● **ENTRIES SUPPLIED**
[Start]
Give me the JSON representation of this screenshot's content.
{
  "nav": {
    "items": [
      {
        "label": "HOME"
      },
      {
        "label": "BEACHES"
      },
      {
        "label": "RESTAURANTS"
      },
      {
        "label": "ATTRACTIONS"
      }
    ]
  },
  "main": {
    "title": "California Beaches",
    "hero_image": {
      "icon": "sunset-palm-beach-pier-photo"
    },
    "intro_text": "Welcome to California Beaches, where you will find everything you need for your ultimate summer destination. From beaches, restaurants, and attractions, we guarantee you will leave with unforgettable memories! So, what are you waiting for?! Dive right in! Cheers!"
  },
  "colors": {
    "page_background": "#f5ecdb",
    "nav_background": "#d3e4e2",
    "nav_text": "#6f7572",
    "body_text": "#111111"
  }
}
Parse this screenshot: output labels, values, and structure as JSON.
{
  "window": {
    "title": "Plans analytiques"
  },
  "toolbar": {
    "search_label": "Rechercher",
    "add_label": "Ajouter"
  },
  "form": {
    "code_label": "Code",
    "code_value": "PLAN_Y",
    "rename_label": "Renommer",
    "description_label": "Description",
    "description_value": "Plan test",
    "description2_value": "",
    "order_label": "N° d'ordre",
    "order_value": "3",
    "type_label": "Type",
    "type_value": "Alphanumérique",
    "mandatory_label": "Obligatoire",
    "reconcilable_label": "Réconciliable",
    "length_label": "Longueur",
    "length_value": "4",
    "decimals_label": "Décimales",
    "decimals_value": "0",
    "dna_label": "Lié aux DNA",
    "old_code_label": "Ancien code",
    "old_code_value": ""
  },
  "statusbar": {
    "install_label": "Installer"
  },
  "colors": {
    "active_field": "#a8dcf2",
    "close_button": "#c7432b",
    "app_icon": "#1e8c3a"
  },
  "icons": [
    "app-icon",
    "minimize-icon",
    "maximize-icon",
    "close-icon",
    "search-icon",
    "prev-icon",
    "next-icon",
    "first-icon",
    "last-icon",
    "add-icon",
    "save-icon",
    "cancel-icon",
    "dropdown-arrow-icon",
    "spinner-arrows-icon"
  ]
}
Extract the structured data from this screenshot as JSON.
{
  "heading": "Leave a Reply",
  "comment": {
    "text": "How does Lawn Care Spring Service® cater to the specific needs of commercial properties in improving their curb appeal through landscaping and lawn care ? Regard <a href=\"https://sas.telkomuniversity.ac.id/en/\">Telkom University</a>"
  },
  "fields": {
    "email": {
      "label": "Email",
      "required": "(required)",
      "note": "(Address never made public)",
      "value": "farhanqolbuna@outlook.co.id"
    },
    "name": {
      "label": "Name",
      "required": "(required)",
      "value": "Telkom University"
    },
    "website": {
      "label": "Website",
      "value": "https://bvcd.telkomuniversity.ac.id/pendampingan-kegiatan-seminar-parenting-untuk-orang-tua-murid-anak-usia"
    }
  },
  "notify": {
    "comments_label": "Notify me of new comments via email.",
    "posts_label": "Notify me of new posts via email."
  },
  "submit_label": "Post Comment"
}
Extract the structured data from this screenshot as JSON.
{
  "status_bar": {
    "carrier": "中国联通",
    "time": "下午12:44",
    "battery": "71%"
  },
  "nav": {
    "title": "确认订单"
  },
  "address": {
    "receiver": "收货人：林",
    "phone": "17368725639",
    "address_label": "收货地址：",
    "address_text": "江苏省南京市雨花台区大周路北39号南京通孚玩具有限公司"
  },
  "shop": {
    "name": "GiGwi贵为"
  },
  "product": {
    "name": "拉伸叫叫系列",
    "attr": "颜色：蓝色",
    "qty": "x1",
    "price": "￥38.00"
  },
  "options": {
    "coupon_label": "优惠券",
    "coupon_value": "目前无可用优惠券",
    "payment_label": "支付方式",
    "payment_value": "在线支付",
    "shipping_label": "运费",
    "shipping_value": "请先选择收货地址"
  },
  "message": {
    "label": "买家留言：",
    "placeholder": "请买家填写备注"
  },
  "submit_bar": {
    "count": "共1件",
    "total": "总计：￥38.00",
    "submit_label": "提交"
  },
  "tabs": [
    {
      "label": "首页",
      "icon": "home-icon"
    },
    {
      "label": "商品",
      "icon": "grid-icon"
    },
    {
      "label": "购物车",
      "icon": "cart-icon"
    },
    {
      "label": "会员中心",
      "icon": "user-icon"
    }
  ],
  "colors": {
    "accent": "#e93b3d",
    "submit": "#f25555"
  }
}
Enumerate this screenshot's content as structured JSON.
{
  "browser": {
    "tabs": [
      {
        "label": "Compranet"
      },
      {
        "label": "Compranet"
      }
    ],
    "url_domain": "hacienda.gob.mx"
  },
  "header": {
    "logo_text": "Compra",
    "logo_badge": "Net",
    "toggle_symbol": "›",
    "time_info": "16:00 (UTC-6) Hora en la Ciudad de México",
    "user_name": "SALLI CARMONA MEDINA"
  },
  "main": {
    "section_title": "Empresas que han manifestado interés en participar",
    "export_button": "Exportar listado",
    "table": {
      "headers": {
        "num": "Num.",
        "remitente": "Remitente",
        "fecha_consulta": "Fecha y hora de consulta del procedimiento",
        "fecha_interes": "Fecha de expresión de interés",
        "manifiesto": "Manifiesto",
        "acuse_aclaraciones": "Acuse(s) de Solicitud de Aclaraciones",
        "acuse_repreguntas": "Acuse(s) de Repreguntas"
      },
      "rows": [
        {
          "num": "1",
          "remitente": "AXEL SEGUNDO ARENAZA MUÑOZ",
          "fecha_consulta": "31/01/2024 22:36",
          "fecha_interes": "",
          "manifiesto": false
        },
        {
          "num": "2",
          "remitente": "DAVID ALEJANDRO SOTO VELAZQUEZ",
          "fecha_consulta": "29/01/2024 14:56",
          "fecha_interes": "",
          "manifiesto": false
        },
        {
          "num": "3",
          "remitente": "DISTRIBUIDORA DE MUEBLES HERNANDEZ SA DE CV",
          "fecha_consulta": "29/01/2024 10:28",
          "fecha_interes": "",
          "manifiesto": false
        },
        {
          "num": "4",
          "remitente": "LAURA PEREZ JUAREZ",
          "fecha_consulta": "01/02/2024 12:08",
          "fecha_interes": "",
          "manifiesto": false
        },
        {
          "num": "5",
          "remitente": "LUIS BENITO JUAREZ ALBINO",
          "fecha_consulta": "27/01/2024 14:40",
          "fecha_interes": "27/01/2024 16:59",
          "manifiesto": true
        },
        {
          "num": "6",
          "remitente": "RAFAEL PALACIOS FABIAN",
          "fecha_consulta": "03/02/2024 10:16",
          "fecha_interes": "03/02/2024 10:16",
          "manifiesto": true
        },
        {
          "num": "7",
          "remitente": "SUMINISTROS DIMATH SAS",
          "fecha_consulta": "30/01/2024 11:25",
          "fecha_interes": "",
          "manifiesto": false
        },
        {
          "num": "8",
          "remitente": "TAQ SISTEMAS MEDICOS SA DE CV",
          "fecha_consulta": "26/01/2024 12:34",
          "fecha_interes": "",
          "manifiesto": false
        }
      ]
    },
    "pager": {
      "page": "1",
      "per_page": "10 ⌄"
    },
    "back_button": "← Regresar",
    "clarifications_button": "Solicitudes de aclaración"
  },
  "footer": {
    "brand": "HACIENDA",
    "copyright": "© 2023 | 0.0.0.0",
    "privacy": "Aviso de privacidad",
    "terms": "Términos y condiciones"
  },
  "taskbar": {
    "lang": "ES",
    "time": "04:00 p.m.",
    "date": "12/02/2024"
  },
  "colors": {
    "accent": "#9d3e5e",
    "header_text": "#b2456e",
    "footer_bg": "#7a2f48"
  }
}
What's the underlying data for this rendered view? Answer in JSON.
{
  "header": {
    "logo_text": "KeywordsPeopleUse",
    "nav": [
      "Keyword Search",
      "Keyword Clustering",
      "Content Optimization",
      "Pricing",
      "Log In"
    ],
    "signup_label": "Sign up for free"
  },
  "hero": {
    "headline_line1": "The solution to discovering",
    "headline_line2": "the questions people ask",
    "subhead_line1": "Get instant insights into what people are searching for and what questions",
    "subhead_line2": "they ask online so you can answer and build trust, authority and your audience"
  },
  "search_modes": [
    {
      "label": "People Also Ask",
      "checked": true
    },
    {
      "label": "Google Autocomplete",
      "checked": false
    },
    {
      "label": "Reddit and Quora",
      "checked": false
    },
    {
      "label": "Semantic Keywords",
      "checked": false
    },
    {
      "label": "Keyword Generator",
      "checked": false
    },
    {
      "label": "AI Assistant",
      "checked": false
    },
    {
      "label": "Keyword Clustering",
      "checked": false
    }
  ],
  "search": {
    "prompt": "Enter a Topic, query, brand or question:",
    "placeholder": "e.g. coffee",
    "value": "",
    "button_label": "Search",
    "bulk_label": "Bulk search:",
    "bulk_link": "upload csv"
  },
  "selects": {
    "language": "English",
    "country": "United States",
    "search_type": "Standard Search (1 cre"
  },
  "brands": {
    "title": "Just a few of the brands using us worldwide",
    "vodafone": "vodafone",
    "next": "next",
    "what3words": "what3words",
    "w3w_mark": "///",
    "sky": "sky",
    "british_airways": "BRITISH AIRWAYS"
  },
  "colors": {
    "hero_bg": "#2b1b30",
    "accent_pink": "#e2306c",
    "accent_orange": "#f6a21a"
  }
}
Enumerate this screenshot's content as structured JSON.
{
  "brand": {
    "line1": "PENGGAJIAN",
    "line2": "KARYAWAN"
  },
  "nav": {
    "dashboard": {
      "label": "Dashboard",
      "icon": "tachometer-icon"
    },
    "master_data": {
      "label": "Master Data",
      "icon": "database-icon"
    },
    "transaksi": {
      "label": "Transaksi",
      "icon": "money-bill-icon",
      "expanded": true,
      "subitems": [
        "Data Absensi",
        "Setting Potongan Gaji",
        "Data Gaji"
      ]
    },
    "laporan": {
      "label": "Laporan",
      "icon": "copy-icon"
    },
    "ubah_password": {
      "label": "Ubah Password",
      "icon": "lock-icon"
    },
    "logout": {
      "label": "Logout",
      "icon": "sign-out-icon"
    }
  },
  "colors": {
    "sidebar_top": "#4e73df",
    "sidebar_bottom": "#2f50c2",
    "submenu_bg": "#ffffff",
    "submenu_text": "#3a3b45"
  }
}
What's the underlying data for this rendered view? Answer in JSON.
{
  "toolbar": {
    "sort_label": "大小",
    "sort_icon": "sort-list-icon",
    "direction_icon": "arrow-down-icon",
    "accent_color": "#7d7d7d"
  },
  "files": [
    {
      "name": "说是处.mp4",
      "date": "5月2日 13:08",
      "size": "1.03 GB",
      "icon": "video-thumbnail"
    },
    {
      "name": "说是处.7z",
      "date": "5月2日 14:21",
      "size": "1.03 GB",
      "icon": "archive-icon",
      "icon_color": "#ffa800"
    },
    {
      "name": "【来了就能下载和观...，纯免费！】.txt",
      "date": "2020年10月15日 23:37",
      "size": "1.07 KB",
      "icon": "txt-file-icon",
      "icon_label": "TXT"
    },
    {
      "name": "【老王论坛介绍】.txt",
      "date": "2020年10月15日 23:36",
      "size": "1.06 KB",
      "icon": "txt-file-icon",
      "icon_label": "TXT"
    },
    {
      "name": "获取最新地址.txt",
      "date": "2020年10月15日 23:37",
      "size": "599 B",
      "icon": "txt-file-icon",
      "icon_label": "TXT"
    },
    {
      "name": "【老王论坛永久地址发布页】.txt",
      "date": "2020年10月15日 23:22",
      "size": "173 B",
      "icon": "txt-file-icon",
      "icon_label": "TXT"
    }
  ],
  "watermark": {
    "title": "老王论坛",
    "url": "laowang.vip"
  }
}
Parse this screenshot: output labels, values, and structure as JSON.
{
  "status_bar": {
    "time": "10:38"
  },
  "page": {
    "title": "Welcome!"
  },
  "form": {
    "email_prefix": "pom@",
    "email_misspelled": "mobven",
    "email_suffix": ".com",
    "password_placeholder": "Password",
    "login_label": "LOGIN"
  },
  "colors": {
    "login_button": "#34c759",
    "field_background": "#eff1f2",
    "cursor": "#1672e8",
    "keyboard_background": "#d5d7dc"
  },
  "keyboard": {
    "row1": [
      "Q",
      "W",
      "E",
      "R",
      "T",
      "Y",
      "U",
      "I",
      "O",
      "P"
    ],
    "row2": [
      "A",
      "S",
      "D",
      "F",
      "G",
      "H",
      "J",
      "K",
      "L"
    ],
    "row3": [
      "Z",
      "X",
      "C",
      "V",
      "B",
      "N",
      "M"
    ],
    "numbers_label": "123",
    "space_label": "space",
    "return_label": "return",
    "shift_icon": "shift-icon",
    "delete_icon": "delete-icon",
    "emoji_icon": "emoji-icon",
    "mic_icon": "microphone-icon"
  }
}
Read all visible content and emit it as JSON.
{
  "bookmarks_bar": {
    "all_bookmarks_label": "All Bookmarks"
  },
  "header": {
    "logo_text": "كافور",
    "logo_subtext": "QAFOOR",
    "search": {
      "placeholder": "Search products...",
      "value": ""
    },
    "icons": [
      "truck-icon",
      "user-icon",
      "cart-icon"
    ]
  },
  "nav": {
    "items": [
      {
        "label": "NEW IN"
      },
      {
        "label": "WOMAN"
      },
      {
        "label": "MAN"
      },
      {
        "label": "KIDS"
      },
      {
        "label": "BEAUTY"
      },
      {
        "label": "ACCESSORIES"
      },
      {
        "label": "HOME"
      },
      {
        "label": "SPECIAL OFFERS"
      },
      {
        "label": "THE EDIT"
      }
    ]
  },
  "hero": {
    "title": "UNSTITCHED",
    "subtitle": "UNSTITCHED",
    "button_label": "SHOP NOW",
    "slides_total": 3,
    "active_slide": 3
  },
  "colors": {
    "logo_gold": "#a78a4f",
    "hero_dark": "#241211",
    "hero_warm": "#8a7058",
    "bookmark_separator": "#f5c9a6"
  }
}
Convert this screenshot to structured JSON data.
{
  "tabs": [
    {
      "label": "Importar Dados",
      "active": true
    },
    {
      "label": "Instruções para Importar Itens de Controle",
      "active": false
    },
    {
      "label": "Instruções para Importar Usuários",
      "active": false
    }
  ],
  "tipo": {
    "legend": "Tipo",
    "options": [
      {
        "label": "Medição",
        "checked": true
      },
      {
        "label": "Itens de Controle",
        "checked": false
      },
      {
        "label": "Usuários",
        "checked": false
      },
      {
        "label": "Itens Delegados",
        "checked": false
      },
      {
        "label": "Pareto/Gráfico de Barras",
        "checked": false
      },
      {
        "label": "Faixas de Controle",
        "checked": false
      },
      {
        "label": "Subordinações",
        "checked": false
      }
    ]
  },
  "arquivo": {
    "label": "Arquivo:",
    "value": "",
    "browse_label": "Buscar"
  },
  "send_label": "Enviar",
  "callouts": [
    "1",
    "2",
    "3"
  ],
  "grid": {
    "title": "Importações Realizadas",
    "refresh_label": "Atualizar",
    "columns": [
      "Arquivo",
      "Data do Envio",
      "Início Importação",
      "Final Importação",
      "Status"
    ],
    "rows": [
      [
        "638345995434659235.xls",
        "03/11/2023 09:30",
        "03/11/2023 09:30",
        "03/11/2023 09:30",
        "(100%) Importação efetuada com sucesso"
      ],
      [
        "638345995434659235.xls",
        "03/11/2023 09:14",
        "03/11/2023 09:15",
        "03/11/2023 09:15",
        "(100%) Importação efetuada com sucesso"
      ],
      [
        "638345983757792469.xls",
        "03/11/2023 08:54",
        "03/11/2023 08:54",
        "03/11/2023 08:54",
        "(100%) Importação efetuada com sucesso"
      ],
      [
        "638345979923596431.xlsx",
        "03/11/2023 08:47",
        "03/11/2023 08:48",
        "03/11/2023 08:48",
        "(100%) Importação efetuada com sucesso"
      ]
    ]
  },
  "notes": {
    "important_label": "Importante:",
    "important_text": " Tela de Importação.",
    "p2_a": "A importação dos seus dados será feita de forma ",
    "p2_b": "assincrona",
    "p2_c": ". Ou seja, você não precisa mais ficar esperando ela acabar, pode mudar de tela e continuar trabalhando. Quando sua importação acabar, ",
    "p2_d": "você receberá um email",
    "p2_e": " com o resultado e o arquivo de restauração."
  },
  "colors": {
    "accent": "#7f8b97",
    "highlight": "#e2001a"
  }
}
[End]
● **REQUIREMENTS**
Filter the entries above down to the lines containing the word "interés".

● **CORRECT RESULT**
    "section_title": "Empresas que han manifestado interés en participar",
        "fecha_interes": "Fecha de expresión de interés",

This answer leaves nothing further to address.